REQUEST: Using the listing below, copy every line that mentions "screenshot".

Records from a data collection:
>>>>

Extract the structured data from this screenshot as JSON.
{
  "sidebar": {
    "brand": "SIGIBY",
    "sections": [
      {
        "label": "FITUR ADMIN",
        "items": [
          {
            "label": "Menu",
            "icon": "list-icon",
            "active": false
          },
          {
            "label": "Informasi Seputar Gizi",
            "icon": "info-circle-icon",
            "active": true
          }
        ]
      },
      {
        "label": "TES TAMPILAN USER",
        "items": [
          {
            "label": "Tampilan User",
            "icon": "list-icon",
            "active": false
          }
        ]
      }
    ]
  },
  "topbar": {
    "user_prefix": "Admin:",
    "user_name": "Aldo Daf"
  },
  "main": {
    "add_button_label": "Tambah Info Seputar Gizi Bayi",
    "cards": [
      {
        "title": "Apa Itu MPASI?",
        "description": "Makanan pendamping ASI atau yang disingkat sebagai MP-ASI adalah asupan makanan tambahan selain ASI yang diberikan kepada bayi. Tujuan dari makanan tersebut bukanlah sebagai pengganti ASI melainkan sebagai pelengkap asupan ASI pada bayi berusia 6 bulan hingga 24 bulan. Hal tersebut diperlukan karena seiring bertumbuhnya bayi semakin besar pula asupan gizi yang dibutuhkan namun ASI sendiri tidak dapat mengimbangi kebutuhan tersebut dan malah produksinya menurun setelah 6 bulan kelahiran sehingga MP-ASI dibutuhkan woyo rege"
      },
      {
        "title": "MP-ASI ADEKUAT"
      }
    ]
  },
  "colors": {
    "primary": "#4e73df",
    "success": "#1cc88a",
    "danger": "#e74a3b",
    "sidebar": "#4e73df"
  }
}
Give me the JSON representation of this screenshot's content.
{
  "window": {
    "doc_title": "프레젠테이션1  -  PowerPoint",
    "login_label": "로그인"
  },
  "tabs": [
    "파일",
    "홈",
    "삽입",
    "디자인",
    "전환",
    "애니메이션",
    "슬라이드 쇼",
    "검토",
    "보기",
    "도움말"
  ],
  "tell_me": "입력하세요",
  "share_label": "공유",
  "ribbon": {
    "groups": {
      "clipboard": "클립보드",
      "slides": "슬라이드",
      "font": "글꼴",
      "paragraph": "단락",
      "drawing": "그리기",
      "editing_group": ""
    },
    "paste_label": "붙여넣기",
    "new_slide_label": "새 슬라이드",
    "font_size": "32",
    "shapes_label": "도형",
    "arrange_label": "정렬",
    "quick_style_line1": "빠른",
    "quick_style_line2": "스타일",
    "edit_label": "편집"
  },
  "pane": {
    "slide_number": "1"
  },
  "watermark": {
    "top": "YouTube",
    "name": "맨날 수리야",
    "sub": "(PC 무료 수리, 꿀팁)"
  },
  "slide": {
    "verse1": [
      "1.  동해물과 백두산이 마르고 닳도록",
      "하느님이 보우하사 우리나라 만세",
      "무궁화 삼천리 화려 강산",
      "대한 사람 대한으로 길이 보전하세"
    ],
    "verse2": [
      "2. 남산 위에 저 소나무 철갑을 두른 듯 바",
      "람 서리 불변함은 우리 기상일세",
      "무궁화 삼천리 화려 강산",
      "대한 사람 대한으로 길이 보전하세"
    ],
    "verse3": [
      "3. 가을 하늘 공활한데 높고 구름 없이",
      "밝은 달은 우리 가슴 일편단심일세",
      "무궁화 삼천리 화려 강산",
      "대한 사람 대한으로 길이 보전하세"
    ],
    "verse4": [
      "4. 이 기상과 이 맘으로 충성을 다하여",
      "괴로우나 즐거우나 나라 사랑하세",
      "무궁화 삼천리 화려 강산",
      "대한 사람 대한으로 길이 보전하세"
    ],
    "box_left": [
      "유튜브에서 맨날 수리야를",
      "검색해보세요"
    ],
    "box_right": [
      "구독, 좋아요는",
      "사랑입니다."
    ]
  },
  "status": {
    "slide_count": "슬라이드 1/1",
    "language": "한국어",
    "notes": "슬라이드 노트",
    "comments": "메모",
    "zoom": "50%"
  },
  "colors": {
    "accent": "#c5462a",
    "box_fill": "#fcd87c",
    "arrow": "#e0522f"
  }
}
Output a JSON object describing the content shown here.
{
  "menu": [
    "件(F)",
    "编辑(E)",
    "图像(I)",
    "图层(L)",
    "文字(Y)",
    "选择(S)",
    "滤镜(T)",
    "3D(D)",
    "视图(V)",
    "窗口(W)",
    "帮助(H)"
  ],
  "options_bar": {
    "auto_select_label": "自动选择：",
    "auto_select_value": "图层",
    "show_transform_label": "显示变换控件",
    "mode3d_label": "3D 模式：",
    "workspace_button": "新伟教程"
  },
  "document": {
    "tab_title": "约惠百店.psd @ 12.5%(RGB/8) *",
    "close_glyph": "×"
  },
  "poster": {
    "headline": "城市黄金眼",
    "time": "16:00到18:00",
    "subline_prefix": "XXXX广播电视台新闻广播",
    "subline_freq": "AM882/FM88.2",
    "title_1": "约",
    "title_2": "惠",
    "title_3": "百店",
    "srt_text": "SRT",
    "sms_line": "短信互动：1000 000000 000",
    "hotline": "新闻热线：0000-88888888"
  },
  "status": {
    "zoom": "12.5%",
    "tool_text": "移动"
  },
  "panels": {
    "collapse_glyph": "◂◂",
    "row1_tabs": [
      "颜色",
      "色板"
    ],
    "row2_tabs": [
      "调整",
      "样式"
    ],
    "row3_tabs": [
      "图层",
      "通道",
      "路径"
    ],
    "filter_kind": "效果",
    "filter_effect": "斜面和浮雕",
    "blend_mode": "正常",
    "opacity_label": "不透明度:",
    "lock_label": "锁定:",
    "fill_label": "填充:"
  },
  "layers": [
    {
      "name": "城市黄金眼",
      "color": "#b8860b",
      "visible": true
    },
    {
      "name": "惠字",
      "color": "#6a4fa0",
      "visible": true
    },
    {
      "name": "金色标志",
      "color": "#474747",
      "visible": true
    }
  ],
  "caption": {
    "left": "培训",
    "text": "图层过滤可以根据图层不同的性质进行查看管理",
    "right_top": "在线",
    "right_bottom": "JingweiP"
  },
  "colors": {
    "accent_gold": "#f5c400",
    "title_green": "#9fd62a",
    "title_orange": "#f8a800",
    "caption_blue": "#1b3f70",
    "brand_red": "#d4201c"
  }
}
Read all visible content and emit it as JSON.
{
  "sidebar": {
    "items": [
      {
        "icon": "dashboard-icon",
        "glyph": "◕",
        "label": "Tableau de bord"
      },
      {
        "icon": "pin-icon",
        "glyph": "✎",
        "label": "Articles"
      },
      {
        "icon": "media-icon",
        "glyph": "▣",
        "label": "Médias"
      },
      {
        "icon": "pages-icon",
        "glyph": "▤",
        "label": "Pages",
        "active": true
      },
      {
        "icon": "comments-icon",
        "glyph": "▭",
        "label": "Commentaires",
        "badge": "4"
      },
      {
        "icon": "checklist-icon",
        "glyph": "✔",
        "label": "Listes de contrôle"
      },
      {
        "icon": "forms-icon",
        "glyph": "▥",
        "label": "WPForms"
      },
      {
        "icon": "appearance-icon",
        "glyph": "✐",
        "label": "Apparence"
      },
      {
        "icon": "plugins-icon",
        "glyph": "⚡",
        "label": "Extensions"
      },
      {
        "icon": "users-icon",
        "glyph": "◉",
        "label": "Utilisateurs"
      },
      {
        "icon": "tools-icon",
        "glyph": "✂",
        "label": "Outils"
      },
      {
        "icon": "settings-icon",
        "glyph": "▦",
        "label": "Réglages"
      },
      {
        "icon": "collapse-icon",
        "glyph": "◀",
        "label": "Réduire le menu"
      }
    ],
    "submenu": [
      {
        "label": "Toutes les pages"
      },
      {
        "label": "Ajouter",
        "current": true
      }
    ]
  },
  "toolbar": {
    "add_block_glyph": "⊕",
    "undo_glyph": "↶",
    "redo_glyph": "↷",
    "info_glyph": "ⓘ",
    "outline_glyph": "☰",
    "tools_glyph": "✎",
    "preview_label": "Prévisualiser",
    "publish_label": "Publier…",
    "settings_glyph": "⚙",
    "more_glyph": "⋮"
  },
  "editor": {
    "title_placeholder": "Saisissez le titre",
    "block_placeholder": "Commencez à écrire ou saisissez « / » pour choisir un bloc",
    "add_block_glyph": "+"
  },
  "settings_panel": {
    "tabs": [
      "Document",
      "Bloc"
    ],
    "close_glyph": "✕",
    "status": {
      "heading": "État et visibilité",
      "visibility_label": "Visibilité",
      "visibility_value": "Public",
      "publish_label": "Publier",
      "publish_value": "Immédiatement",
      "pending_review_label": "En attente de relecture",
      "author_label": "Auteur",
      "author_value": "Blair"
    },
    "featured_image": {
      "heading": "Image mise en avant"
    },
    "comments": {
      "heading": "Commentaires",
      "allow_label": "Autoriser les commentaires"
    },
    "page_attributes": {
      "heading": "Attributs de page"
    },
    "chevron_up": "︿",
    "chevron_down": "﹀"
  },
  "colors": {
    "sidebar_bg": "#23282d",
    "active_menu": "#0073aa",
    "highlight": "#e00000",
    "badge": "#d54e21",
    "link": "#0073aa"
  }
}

<<<<

FINAL RESULT:
Extract the structured data from this screenshot as JSON.
Give me the JSON representation of this screenshot's content.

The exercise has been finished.